#### PROBLEM TO SOLVE:
Take the records underneath and set them down exactly.

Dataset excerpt
**********
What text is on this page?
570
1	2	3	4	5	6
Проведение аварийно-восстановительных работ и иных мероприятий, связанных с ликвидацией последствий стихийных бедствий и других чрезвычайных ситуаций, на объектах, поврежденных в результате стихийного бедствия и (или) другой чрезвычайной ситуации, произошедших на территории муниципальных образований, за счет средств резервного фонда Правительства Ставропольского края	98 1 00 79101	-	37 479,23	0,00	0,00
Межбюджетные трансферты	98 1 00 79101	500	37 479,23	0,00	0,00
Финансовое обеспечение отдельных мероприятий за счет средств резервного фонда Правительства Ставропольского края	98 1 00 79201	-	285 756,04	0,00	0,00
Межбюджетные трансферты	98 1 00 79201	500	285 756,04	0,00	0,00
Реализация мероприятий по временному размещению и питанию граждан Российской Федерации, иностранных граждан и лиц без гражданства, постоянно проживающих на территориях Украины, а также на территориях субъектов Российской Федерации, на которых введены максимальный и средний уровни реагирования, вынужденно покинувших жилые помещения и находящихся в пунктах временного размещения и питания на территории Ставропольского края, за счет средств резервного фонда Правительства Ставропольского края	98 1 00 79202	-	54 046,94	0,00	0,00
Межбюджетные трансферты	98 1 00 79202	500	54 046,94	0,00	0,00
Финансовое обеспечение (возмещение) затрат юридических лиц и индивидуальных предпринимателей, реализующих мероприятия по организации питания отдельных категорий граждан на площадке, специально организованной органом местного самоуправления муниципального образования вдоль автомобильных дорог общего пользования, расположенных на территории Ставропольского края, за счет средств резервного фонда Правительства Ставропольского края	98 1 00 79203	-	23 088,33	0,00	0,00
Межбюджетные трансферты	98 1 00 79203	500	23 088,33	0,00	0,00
**********
#### EXERCISE ANSWER:
What text is on this page?
570
1	2	3	4	5	6
Проведение аварийно-восстановительных работ и иных мероприятий, связанных с ликвидацией последствий стихийных бедствий и других чрезвычайных ситуаций, на объектах, поврежденных в результате стихийного бедствия и (или) другой чрезвычайной ситуации, произошедших на территории муниципальных образований, за счет средств резервного фонда Правительства Ставропольского края	98 1 00 79101	-	37 479,23	0,00	0,00
Межбюджетные трансферты	98 1 00 79101	500	37 479,23	0,00	0,00
Финансовое обеспечение отдельных мероприятий за счет средств резервного фонда Правительства Ставропольского края	98 1 00 79201	-	285 756,04	0,00	0,00
Межбюджетные трансферты	98 1 00 79201	500	285 756,04	0,00	0,00
Реализация мероприятий по временному размещению и питанию граждан Российской Федерации, иностранных граждан и лиц без гражданства, постоянно проживающих на территориях Украины, а также на территориях субъектов Российской Федерации, на которых введены максимальный и средний уровни реагирования, вынужденно покинувших жилые помещения и находящихся в пунктах временного размещения и питания на территории Ставропольского края, за счет средств резервного фонда Правительства Ставропольского края	98 1 00 79202	-	54 046,94	0,00	0,00
Межбюджетные трансферты	98 1 00 79202	500	54 046,94	0,00	0,00
Финансовое обеспечение (возмещение) затрат юридических лиц и индивидуальных предпринимателей, реализующих мероприятия по организации питания отдельных категорий граждан на площадке, специально организованной органом местного самоуправления муниципального образования вдоль автомобильных дорог общего пользования, расположенных на территории Ставропольского края, за счет средств резервного фонда Правительства Ставропольского края	98 1 00 79203	-	23 088,33	0,00	0,00
Межбюджетные трансферты	98 1 00 79203	500	23 088,33	0,00	0,00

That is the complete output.